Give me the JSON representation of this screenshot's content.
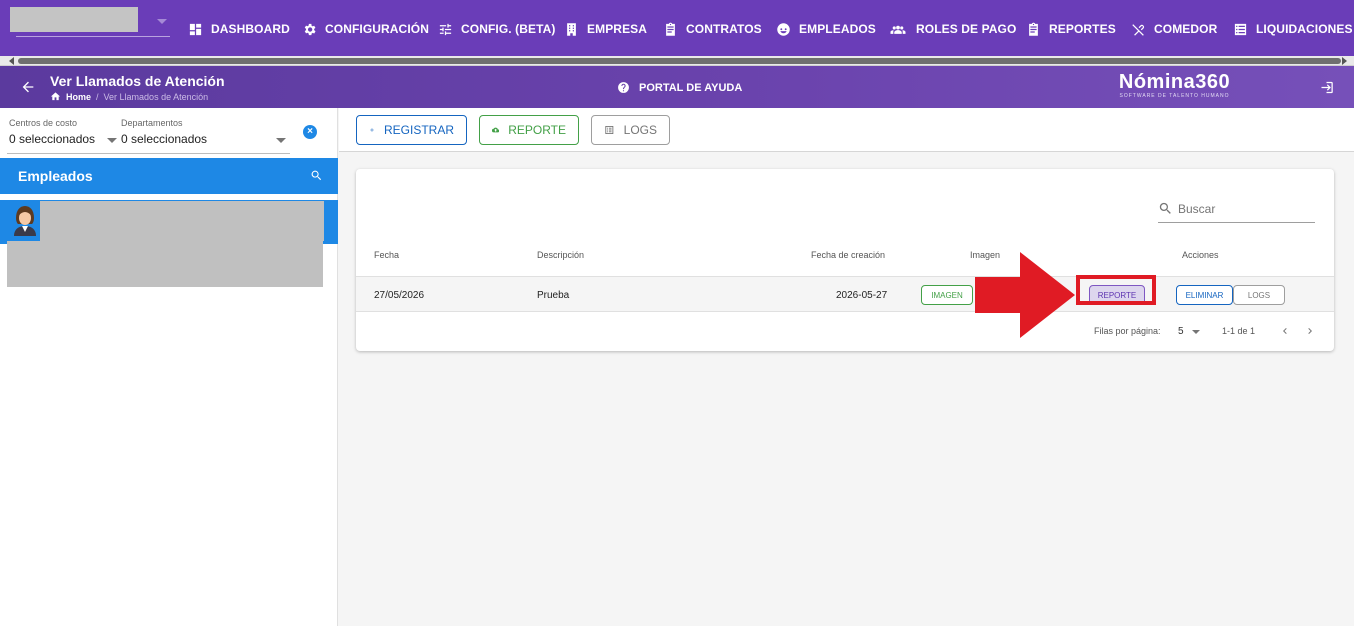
{
  "nav": {
    "items": [
      {
        "label": "DASHBOARD",
        "icon": "dashboard-icon"
      },
      {
        "label": "CONFIGURACIÓN",
        "icon": "gear-icon"
      },
      {
        "label": "CONFIG. (BETA)",
        "icon": "tune-icon"
      },
      {
        "label": "EMPRESA",
        "icon": "building-icon"
      },
      {
        "label": "CONTRATOS",
        "icon": "clipboard-icon"
      },
      {
        "label": "EMPLEADOS",
        "icon": "face-icon"
      },
      {
        "label": "ROLES DE PAGO",
        "icon": "group-icon"
      },
      {
        "label": "REPORTES",
        "icon": "clipboard-icon"
      },
      {
        "label": "COMEDOR",
        "icon": "utensils-icon"
      },
      {
        "label": "LIQUIDACIONES",
        "icon": "list-icon"
      }
    ]
  },
  "header": {
    "title": "Ver Llamados de Atención",
    "breadcrumb_home": "Home",
    "breadcrumb_current": "Ver Llamados de Atención",
    "help_label": "PORTAL DE AYUDA",
    "brand_name": "Nómina360",
    "brand_tagline": "SOFTWARE DE TALENTO HUMANO"
  },
  "filters": {
    "cost_centers_label": "Centros de costo",
    "cost_centers_value": "0 seleccionados",
    "departments_label": "Departamentos",
    "departments_value": "0 seleccionados"
  },
  "employees": {
    "title": "Empleados"
  },
  "toolbar": {
    "register_label": "REGISTRAR",
    "report_label": "REPORTE",
    "logs_label": "LOGS"
  },
  "table": {
    "search_placeholder": "Buscar",
    "headers": {
      "date": "Fecha",
      "description": "Descripción",
      "created": "Fecha de creación",
      "image": "Imagen",
      "actions": "Acciones"
    },
    "rows": [
      {
        "date": "27/05/2026",
        "description": "Prueba",
        "created": "2026-05-27",
        "image_label": "IMAGEN",
        "report_label": "REPORTE",
        "delete_label": "ELIMINAR",
        "logs_label": "LOGS"
      }
    ],
    "rows_per_page_label": "Filas por página:",
    "rows_per_page_value": "5",
    "range_text": "1-1 de 1"
  },
  "colors": {
    "nav_bg": "#6a3db8",
    "primary_blue": "#1e88e5",
    "success_green": "#43a047",
    "highlight_red": "#e01b24"
  }
}
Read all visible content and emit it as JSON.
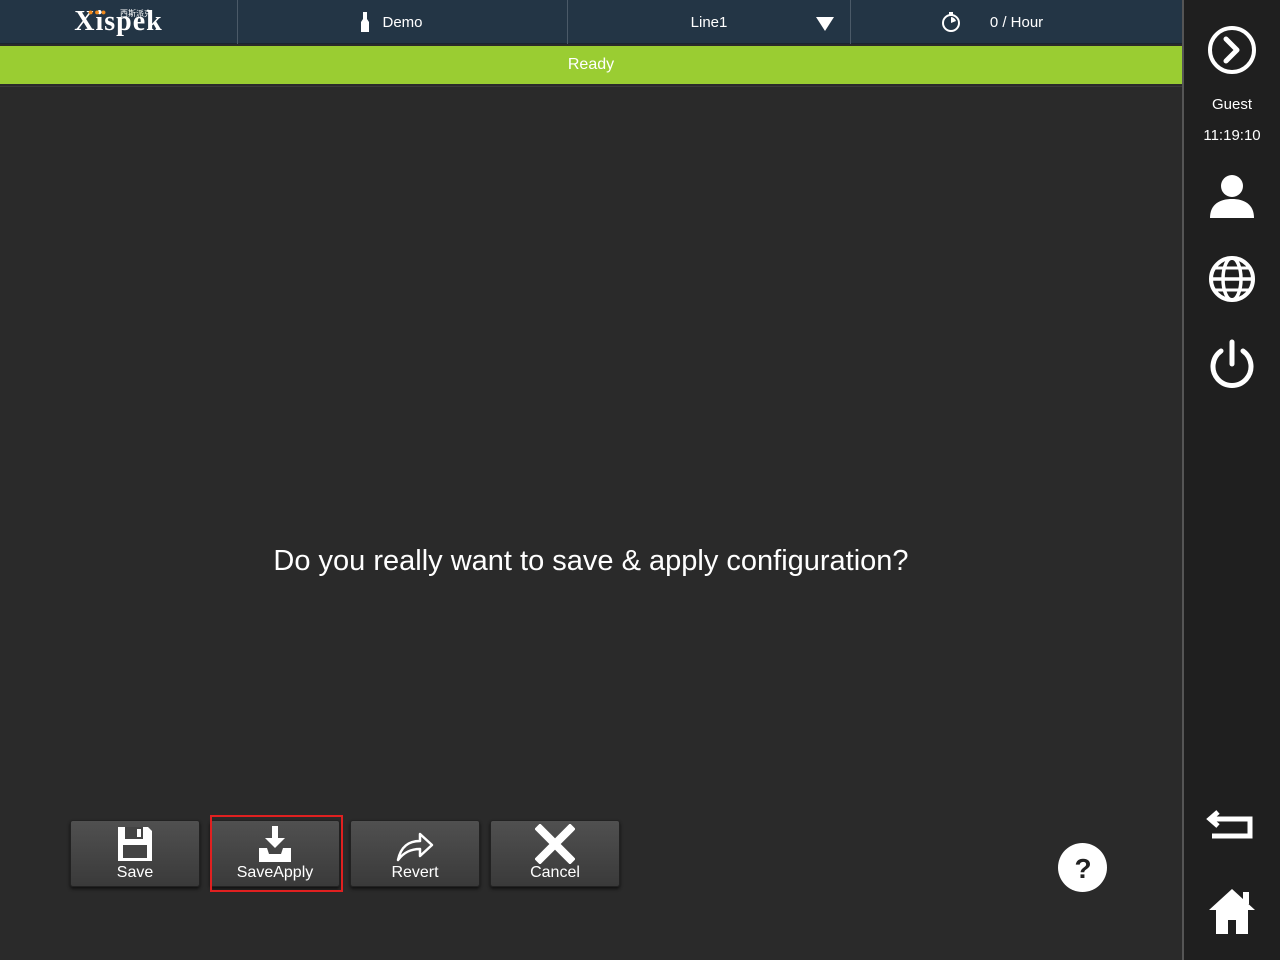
{
  "header": {
    "logo_text": "Xispek",
    "logo_sub": "西斯派克",
    "product": "Demo",
    "line": "Line1",
    "rate": "0 / Hour"
  },
  "status": {
    "text": "Ready"
  },
  "dialog": {
    "message": "Do you really want to save & apply configuration?"
  },
  "actions": {
    "save_label": "Save",
    "saveapply_label": "SaveApply",
    "revert_label": "Revert",
    "cancel_label": "Cancel"
  },
  "sidebar": {
    "user": "Guest",
    "time": "11:19:10"
  },
  "colors": {
    "header_bg": "#233545",
    "status_bg": "#9acd32",
    "highlight": "#e02020",
    "logo_accent": "#f28a1b"
  }
}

————

◆ **WHAT YOU ARE ASKED TO DO**
Scan the entries above and work out how many lines include the word "seleccionados"; the reply is that number alone.

◆ **CORRECT RESPONSE**
2